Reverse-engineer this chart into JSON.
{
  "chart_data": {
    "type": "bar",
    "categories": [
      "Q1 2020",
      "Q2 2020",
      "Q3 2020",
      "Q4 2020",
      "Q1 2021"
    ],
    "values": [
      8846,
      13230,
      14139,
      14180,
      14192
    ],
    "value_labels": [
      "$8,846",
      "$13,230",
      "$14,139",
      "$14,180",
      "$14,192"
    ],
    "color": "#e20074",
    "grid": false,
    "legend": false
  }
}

--

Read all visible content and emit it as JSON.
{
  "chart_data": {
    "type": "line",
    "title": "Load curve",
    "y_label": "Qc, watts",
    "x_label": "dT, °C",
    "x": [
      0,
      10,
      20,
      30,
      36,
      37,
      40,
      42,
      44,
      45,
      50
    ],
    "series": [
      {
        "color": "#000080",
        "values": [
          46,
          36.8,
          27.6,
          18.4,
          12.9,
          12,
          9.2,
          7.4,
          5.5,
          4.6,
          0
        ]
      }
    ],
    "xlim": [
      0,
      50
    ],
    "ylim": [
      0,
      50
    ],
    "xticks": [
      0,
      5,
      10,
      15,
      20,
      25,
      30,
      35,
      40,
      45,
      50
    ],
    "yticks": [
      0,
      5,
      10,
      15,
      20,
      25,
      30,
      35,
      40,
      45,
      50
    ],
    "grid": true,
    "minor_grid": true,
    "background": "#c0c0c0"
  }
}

WHAT THE TASK ASKS » Check each line above for the string "JSON" and show the ones that have it.

ANSWER »
Reverse-engineer this chart into JSON.
Read all visible content and emit it as JSON.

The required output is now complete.